● **Given task**
Show each line from the listing that includes the word "Conversion".

(Stored dataset items)
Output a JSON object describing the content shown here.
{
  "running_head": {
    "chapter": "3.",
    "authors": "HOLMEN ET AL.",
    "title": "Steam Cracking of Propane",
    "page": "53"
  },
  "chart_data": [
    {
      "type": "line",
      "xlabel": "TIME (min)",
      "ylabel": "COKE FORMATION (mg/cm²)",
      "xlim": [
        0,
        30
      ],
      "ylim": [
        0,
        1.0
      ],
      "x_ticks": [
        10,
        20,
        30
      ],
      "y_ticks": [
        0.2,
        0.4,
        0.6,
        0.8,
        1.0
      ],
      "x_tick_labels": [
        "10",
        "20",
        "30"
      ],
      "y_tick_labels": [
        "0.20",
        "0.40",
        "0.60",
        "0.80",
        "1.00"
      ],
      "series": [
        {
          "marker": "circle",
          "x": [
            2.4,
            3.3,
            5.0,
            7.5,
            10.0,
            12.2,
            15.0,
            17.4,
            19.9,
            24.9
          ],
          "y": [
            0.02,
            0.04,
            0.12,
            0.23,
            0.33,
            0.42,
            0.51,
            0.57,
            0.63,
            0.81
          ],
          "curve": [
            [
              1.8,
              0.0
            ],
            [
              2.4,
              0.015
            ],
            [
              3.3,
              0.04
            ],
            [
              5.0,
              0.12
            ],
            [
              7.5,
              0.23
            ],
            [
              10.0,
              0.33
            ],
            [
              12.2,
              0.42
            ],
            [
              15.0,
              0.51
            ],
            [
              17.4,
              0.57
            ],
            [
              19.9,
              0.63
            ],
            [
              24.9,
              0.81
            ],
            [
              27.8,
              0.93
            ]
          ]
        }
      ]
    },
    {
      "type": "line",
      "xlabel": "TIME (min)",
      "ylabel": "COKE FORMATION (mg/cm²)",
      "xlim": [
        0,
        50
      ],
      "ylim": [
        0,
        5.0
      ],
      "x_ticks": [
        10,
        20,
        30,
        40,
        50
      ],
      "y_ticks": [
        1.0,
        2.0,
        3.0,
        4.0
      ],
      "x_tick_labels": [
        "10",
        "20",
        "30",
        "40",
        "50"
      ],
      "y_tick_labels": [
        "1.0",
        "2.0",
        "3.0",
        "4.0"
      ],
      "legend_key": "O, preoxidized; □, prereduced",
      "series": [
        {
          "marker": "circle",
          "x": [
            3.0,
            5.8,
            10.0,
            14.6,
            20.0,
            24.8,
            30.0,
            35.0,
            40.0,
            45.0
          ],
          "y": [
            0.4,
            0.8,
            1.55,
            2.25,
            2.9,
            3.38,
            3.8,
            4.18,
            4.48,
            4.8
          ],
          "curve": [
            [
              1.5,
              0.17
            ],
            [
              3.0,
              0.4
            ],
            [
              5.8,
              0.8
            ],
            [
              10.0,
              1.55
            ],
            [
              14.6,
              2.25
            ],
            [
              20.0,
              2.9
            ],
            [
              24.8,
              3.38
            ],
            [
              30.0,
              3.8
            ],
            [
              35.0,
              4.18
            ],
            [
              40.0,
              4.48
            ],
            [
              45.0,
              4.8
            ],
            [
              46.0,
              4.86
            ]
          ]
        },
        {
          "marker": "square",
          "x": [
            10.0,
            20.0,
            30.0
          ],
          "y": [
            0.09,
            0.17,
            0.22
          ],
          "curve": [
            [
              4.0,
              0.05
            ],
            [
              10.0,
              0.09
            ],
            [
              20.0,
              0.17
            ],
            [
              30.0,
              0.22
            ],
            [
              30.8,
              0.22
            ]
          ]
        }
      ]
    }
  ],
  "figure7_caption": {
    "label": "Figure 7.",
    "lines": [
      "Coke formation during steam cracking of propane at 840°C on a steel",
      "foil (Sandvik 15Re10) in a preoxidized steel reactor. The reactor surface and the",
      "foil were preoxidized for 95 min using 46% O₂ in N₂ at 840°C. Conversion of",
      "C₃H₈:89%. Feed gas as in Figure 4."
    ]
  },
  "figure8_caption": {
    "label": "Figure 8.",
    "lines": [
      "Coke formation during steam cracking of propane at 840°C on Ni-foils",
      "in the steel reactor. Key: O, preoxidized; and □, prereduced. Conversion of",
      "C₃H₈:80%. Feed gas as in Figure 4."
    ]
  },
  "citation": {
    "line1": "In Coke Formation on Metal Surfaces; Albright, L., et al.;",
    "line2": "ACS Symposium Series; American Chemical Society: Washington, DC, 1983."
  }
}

● **The output**
      "foil were preoxidized for 95 min using 46% O₂ in N₂ at 840°C. Conversion of",
      "in the steel reactor. Key: O, preoxidized; and □, prereduced. Conversion of",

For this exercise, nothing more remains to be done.